**A block of data:**
-*-*-

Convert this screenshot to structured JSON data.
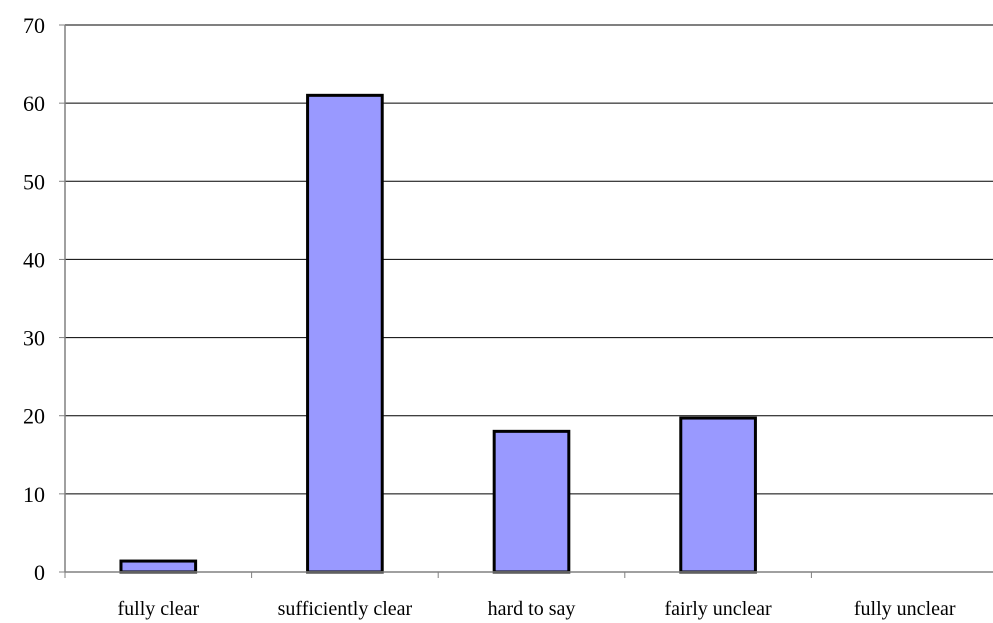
{
  "chart_data": {
    "type": "bar",
    "title": "",
    "xlabel": "",
    "ylabel": "",
    "categories": [
      "fully clear",
      "sufficiently clear",
      "hard to say",
      "fairly unclear",
      "fully unclear"
    ],
    "values": [
      1.4,
      61,
      18,
      19.7,
      0
    ],
    "ylim": [
      0,
      70
    ],
    "yticks": [
      "0",
      "10",
      "20",
      "30",
      "40",
      "50",
      "60",
      "70"
    ],
    "grid": true,
    "legend": "none",
    "colors": {
      "bar_fill": "#9999ff",
      "bar_stroke": "#000000",
      "grid": "#000000",
      "axis": "#808080"
    }
  }
}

-*-*-

**What is needed:**
Pictures appear in the records above. Output everything except them, exactly.

**Solution below:**
Convert this screenshot to structured JSON data.
{
  "chart_data": {
    "type": "bar",
    "title": "",
    "xlabel": "",
    "ylabel": "",
    "categories": [
      "fully clear",
      "sufficiently clear",
      "hard to say",
      "fairly unclear",
      "fully unclear"
    ],
    "values": [
      1.4,
      61,
      18,
      19.7,
      0
    ],
    "ylim": [
      0,
      70
    ],
    "yticks": [
      "0",
      "10",
      "20",
      "30",
      "40",
      "50",
      "60",
      "70"
    ],
    "grid": true,
    "legend": "none",
    "colors": {
      "bar_fill": "#9999ff",
      "bar_stroke": "#000000",
      "grid": "#000000",
      "axis": "#808080"
    }
  }
}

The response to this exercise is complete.